● Provided records

◇ ◇ ◇ ◇ ◇ ◇ ◇

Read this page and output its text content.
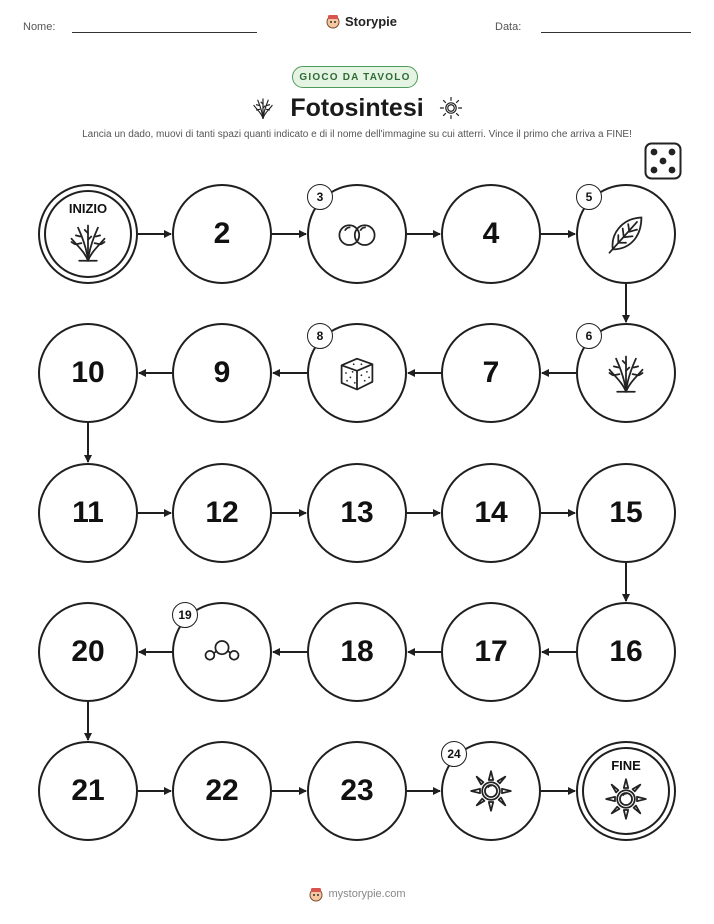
Nome:	Storypie	Data:
GIOCO DA TAVOLO
Fotosintesi
Lancia un dado, muovi di tanti spazi quanti indicato e di il nome dell'immagine su cui atterri. Vince il primo che arriva a FINE!
INIZIO
2
3
4
5
6
7
8
9
10
11	12	13	14	15
16
17
18
19
20
21	22	23
24
FINE
mystorypie.com
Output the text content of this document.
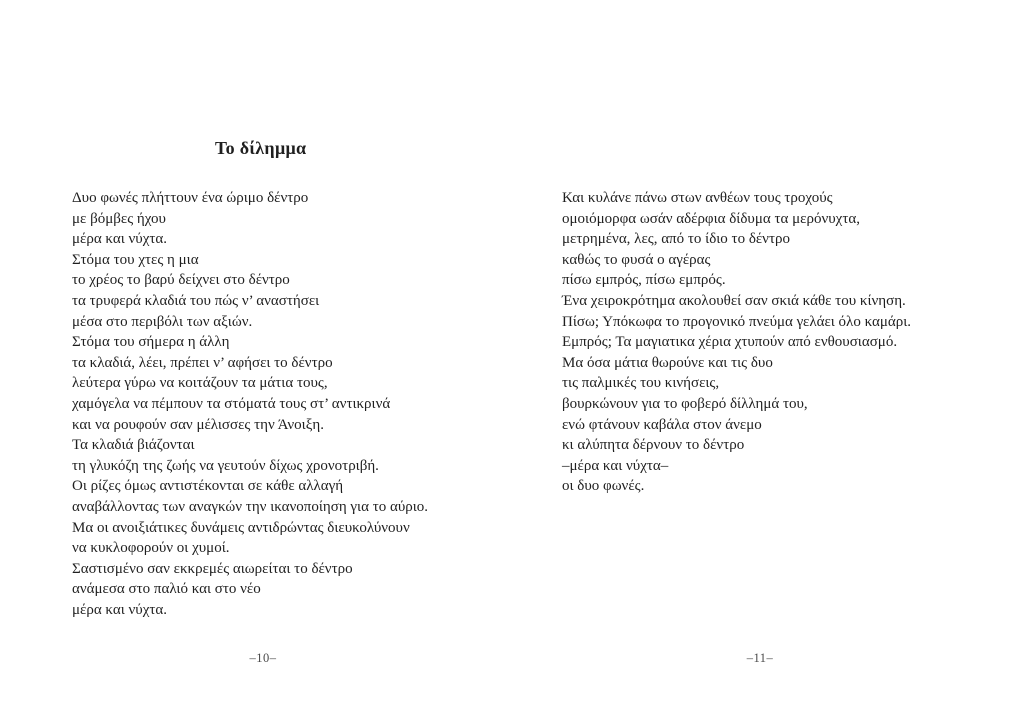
Το δίλημμα
Δυο φωνές πλήττουν ένα ώριμο δέντρο
με βόμβες ήχου
μέρα και νύχτα.
Στόμα του χτες η μια
το χρέος το βαρύ δείχνει στο δέντρο
τα τρυφερά κλαδιά του πώς ν’ αναστήσει
μέσα στο περιβόλι των αξιών.
Στόμα του σήμερα η άλλη
τα κλαδιά, λέει, πρέπει ν’ αφήσει το δέντρο
λεύτερα γύρω να κοιτάζουν τα μάτια τους,
χαμόγελα να πέμπουν τα στόματά τους στ’ αντικρινά
και να ρουφούν σαν μέλισσες την Άνοιξη.
Τα κλαδιά βιάζονται
τη γλυκόζη της ζωής να γευτούν δίχως χρονοτριβή.
Οι ρίζες όμως αντιστέκονται σε κάθε αλλαγή
αναβάλλοντας των αναγκών την ικανοποίηση για το αύριο.
Μα οι ανοιξιάτικες δυνάμεις αντιδρώντας διευκολύνουν
να κυκλοφορούν οι χυμοί.
Σαστισμένο σαν εκκρεμές αιωρείται το δέντρο
ανάμεσα στο παλιό και στο νέο
μέρα και νύχτα.
Και κυλάνε πάνω στων ανθέων τους τροχούς
ομοιόμορφα ωσάν αδέρφια δίδυμα τα μερόνυχτα,
μετρημένα, λες, από το ίδιο το δέντρο
καθώς το φυσά ο αγέρας
πίσω εμπρός, πίσω εμπρός.
Ένα χειροκρότημα ακολουθεί σαν σκιά κάθε του κίνηση.
Πίσω; Υπόκωφα το προγονικό πνεύμα γελάει όλο καμάρι.
Εμπρός; Τα μαγιατικα χέρια χτυπούν από ενθουσιασμό.
Μα όσα μάτια θωρούνε και τις δυο
τις παλμικές του κινήσεις,
βουρκώνουν για το φοβερό δίλλημά του,
ενώ φτάνουν καβάλα στον άνεμο
κι αλύπητα δέρνουν το δέντρο
–μέρα και νύχτα–
οι δυο φωνές.
–10–	–11–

◇ ◇ ◇ ◇ ◇ ◇ ◇

● Exercise
In the entries above, identify every line with the string "text".

● Right answer
Read this page and output its text content.
Output the text content of this document.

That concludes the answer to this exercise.